REQUEST: Quote the material word for word, starting at its first line and ending at the line that contains "247, 125, 263]", with both of those lines included. Leave the pictures out of your answer.

◇ ◇ ◇

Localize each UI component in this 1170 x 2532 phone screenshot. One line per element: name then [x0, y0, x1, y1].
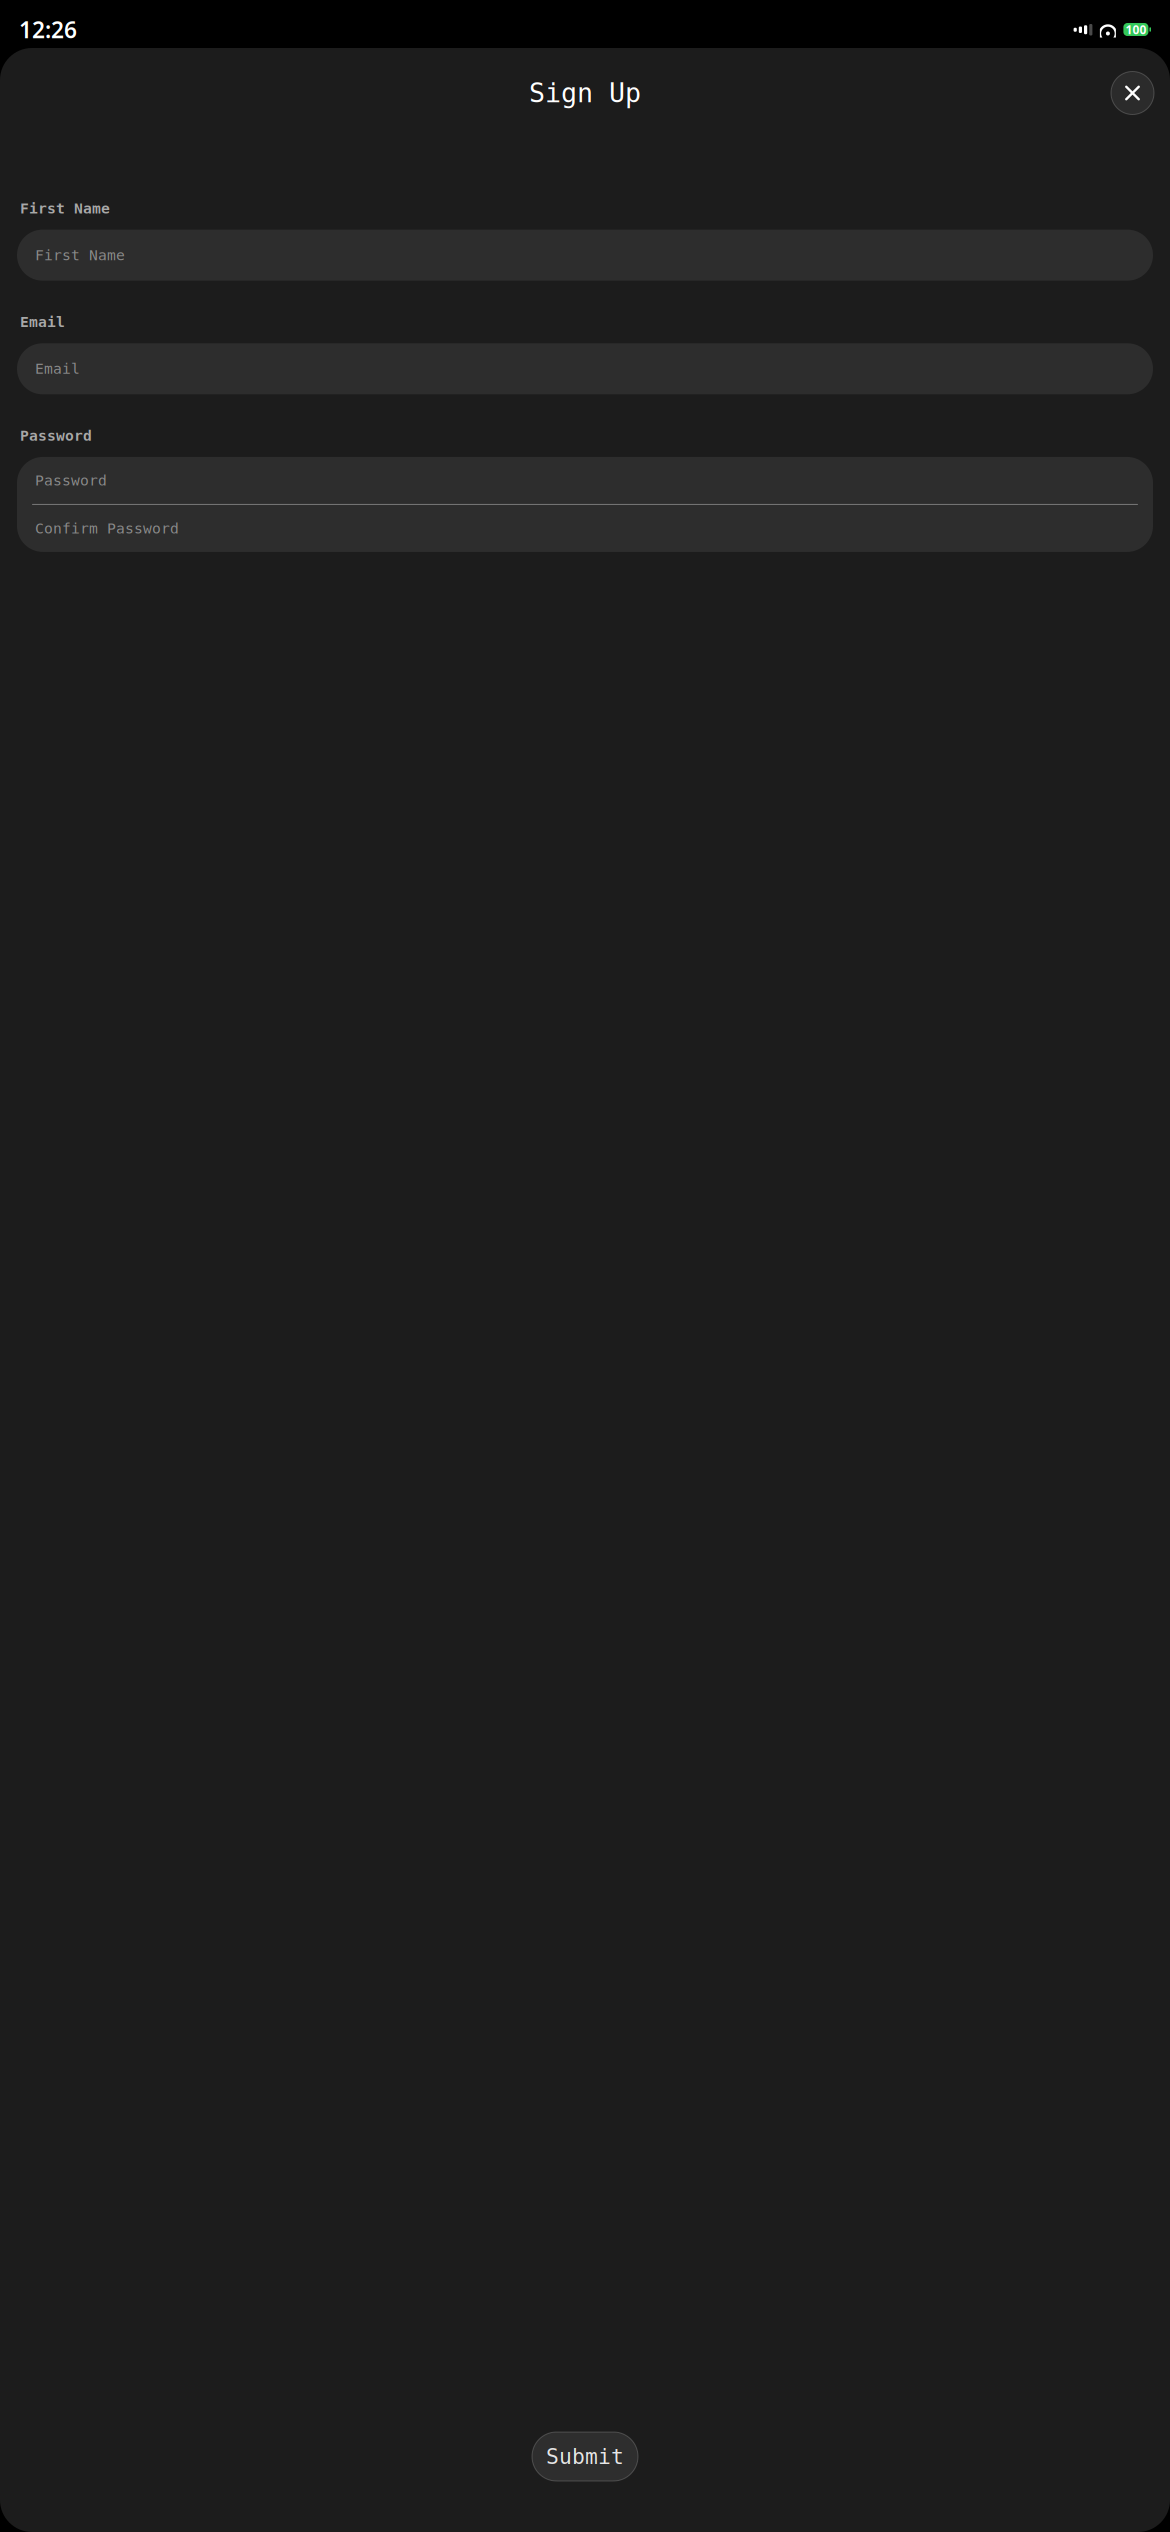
button[interactable]: Submit	[532, 2432, 638, 2481]
button[interactable]: Close	[1111, 72, 1154, 114]
button[interactable]: First Name	[17, 230, 1153, 281]
button[interactable]: Confirm Password	[17, 505, 1153, 552]
staticText: 12:26	[19, 14, 77, 44]
staticText: Confirm Password	[35, 520, 179, 537]
staticText: Password	[20, 427, 92, 444]
staticText: First Name	[20, 200, 110, 217]
button[interactable]: Email	[17, 343, 1153, 394]
button[interactable]: Password	[17, 457, 1153, 504]
staticText: 100	[1125, 22, 1146, 37]
staticText: First Name	[35, 247, 125, 263]
staticText: Email	[35, 360, 80, 377]
staticText: Sign Up	[529, 78, 641, 108]
staticText: Password	[35, 472, 107, 489]
staticText: Email	[20, 314, 65, 330]
staticText: Submit	[546, 2444, 624, 2469]
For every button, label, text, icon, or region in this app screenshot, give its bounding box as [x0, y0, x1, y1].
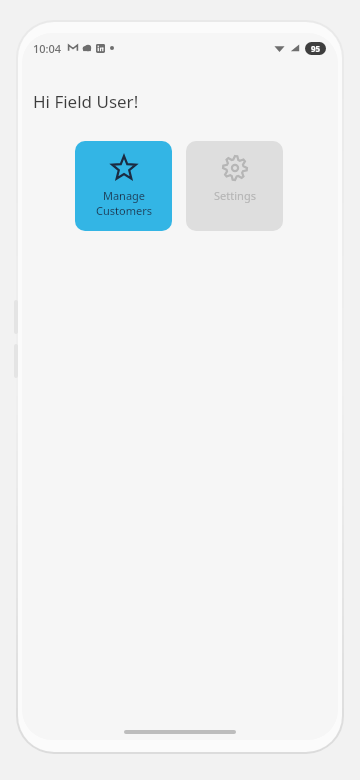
staticText: Hi Field User!	[33, 90, 139, 113]
button[interactable]: Manage Customers	[75, 141, 172, 231]
staticText: Manage Customers	[96, 188, 152, 218]
staticText: Settings	[214, 188, 256, 203]
staticText: 95	[311, 43, 321, 54]
button[interactable]: Settings	[186, 141, 283, 231]
staticText: 10:04	[33, 41, 62, 56]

◇ ◇ ◇

IN RESPONSE:
Localize each UI component in this 1170 x 2532 phone screenshot. One line per element: name then [x0, y0, x1, y1].
button[interactable]: Submit	[532, 2432, 638, 2481]
button[interactable]: Close	[1111, 72, 1154, 114]
button[interactable]: First Name	[17, 230, 1153, 281]
button[interactable]: Confirm Password	[17, 505, 1153, 552]
staticText: 12:26	[19, 14, 77, 44]
staticText: Confirm Password	[35, 520, 179, 537]
staticText: Password	[20, 427, 92, 444]
staticText: First Name	[20, 200, 110, 217]
button[interactable]: Email	[17, 343, 1153, 394]
button[interactable]: Password	[17, 457, 1153, 504]
staticText: 100	[1125, 22, 1146, 37]
staticText: First Name	[35, 247, 125, 263]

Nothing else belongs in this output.